Data entries
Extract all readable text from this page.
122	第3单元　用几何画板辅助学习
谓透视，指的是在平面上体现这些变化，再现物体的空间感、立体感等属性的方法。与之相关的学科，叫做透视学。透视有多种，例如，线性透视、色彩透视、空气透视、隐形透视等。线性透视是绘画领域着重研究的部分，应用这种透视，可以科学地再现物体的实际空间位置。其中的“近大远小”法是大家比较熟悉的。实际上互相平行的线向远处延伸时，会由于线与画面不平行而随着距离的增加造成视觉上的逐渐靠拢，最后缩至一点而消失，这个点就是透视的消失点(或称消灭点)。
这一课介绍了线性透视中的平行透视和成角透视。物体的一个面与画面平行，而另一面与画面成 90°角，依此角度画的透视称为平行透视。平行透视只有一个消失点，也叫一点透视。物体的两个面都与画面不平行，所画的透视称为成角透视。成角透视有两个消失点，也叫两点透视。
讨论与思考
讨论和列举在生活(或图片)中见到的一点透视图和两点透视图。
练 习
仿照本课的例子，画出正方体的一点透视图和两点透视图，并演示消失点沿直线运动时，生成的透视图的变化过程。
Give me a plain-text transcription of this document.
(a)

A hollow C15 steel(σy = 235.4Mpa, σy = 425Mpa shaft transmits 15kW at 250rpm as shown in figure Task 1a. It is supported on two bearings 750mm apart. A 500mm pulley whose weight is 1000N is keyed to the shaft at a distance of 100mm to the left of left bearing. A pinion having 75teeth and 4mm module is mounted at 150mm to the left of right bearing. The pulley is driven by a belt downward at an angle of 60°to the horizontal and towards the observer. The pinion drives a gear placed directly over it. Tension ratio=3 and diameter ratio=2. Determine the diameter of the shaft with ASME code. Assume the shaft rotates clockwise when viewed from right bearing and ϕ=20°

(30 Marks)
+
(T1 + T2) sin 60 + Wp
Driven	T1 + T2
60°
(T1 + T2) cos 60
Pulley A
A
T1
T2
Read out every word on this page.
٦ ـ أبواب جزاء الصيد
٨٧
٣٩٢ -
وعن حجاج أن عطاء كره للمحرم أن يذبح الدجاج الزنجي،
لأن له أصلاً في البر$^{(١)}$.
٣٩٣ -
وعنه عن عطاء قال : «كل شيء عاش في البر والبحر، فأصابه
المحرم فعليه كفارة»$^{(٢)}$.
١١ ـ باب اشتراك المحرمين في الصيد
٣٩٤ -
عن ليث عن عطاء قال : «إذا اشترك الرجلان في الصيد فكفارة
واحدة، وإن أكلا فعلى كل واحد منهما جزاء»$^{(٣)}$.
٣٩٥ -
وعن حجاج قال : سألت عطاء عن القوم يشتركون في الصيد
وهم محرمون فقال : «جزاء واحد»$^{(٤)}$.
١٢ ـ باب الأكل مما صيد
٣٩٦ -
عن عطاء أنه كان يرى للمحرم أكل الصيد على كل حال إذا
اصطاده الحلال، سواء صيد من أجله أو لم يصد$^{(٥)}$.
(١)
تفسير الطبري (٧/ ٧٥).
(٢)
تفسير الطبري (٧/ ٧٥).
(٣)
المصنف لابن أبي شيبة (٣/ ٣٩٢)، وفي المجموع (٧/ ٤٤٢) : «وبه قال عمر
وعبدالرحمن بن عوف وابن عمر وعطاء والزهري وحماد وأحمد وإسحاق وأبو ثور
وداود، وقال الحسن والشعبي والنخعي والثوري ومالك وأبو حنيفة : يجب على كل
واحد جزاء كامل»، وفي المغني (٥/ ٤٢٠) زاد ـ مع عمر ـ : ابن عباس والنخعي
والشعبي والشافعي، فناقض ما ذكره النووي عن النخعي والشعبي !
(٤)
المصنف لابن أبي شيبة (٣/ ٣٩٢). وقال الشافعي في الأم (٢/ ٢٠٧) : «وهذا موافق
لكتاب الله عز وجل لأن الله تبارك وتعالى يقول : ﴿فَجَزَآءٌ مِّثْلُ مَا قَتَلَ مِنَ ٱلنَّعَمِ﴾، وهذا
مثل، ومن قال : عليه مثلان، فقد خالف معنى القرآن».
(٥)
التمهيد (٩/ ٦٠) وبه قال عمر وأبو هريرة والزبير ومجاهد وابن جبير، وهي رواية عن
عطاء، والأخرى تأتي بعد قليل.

## What is required
Your task is to extract all of the records exactly.

## Solved exercise
Extract all readable text from this page.
122	第3单元　用几何画板辅助学习
谓透视，指的是在平面上体现这些变化，再现物体的空间感、立体感等属性的方法。与之相关的学科，叫做透视学。透视有多种，例如，线性透视、色彩透视、空气透视、隐形透视等。线性透视是绘画领域着重研究的部分，应用这种透视，可以科学地再现物体的实际空间位置。其中的“近大远小”法是大家比较熟悉的。实际上互相平行的线向远处延伸时，会由于线与画面不平行而随着距离的增加造成视觉上的逐渐靠拢，最后缩至一点而消失，这个点就是透视的消失点(或称消灭点)。
这一课介绍了线性透视中的平行透视和成角透视。物体的一个面与画面平行，而另一面与画面成 90°角，依此角度画的透视称为平行透视。平行透视只有一个消失点，也叫一点透视。物体的两个面都与画面不平行，所画的透视称为成角透视。成角透视有两个消失点，也叫两点透视。
讨论与思考
讨论和列举在生活(或图片)中见到的一点透视图和两点透视图。
练 习
仿照本课的例子，画出正方体的一点透视图和两点透视图，并演示消失点沿直线运动时，生成的透视图的变化过程。
Give me a plain-text transcription of this document.
(a)

A hollow C15 steel(σy = 235.4Mpa, σy = 425Mpa shaft transmits 15kW at 250rpm as shown in figure Task 1a. It is supported on two bearings 750mm apart. A 500mm pulley whose weight is 1000N is keyed to the shaft at a distance of 100mm to the left of left bearing. A pinion having 75teeth and 4mm module is mounted at 150mm to the left of right bearing. The pulley is driven by a belt downward at an angle of 60°to the horizontal and towards the observer. The pinion drives a gear placed directly over it. Tension ratio=3 and diameter ratio=2. Determine the diameter of the shaft with ASME code. Assume the shaft rotates clockwise when viewed from right bearing and ϕ=20°

(30 Marks)
+
(T1 + T2) sin 60 + Wp
Driven	T1 + T2
60°
(T1 + T2) cos 60
Pulley A
A
T1
T2
Read out every word on this page.
٦ ـ أبواب جزاء الصيد
٨٧
٣٩٢ -
وعن حجاج أن عطاء كره للمحرم أن يذبح الدجاج الزنجي،
لأن له أصلاً في البر$^{(١)}$.
٣٩٣ -
وعنه عن عطاء قال : «كل شيء عاش في البر والبحر، فأصابه
المحرم فعليه كفارة»$^{(٢)}$.
١١ ـ باب اشتراك المحرمين في الصيد
٣٩٤ -
عن ليث عن عطاء قال : «إذا اشترك الرجلان في الصيد فكفارة
واحدة، وإن أكلا فعلى كل واحد منهما جزاء»$^{(٣)}$.
٣٩٥ -
وعن حجاج قال : سألت عطاء عن القوم يشتركون في الصيد
وهم محرمون فقال : «جزاء واحد»$^{(٤)}$.
١٢ ـ باب الأكل مما صيد
٣٩٦ -
عن عطاء أنه كان يرى للمحرم أكل الصيد على كل حال إذا
اصطاده الحلال، سواء صيد من أجله أو لم يصد$^{(٥)}$.
(١)
تفسير الطبري (٧/ ٧٥).
(٢)
تفسير الطبري (٧/ ٧٥).
(٣)
المصنف لابن أبي شيبة (٣/ ٣٩٢)، وفي المجموع (٧/ ٤٤٢) : «وبه قال عمر
وعبدالرحمن بن عوف وابن عمر وعطاء والزهري وحماد وأحمد وإسحاق وأبو ثور
وداود، وقال الحسن والشعبي والنخعي والثوري ومالك وأبو حنيفة : يجب على كل
واحد جزاء كامل»، وفي المغني (٥/ ٤٢٠) زاد ـ مع عمر ـ : ابن عباس والنخعي
والشعبي والشافعي، فناقض ما ذكره النووي عن النخعي والشعبي !
(٤)
المصنف لابن أبي شيبة (٣/ ٣٩٢). وقال الشافعي في الأم (٢/ ٢٠٧) : «وهذا موافق
لكتاب الله عز وجل لأن الله تبارك وتعالى يقول : ﴿فَجَزَآءٌ مِّثْلُ مَا قَتَلَ مِنَ ٱلنَّعَمِ﴾، وهذا
مثل، ومن قال : عليه مثلان، فقد خالف معنى القرآن».
(٥)
التمهيد (٩/ ٦٠) وبه قال عمر وأبو هريرة والزبير ومجاهد وابن جبير، وهي رواية عن
عطاء، والأخرى تأتي بعد قليل.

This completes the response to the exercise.